◆ **What you are asked to do**
Across the material below, how many lines contain the word "text"? Give only the number.
-- START OF Extracted material --
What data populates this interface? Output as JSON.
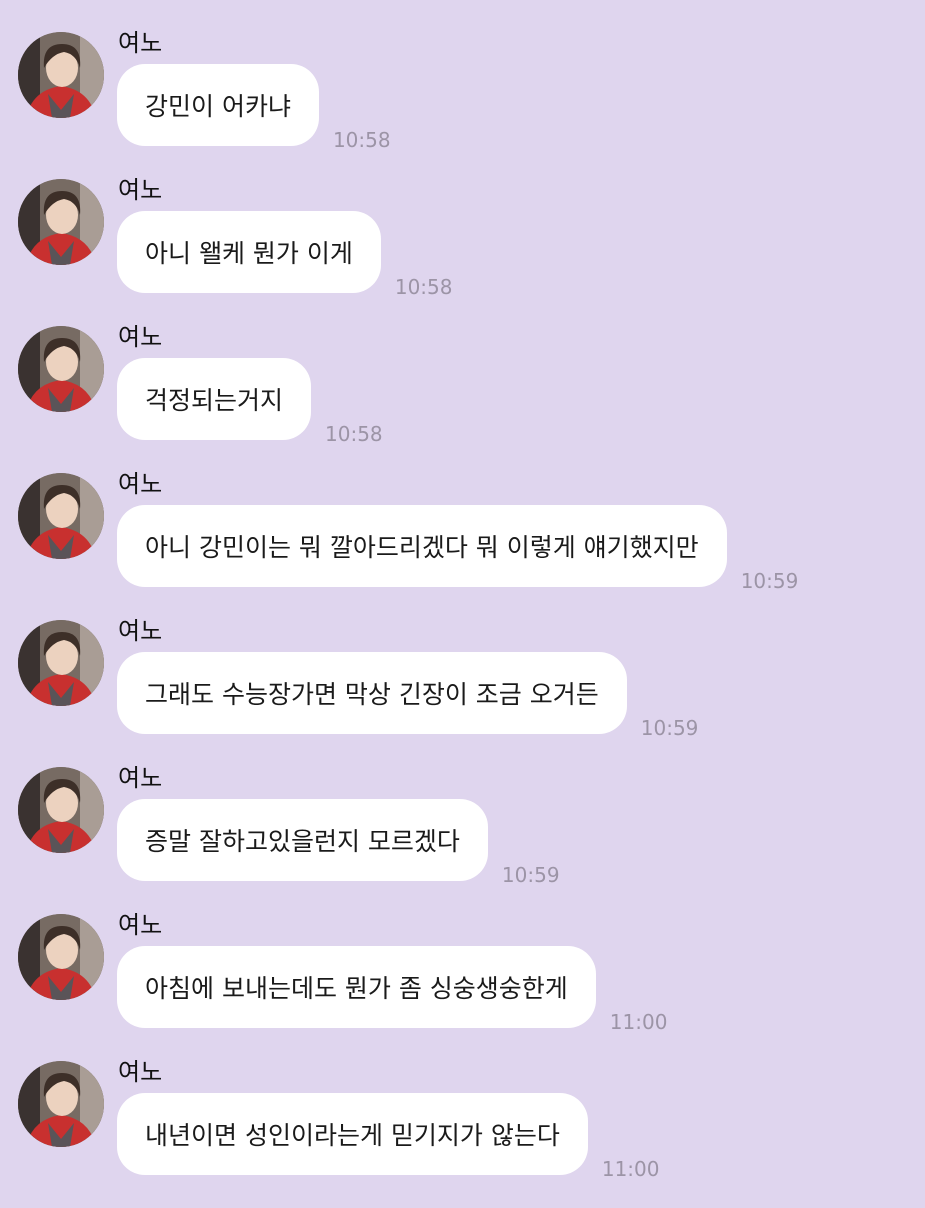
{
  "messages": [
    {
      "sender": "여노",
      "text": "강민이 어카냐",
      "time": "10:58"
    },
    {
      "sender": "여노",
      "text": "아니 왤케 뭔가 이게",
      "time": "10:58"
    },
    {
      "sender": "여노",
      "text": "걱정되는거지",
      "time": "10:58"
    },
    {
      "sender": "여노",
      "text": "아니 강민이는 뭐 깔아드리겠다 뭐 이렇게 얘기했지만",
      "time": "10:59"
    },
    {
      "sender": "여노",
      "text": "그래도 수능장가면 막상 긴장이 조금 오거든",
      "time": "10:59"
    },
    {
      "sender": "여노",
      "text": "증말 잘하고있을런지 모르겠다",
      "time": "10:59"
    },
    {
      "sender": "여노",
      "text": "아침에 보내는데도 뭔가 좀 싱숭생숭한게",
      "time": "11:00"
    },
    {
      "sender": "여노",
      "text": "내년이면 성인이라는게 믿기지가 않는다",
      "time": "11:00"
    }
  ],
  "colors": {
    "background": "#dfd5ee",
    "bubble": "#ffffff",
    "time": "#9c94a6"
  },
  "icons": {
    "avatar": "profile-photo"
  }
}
-- END OF Extracted material --
◆ **The response**
8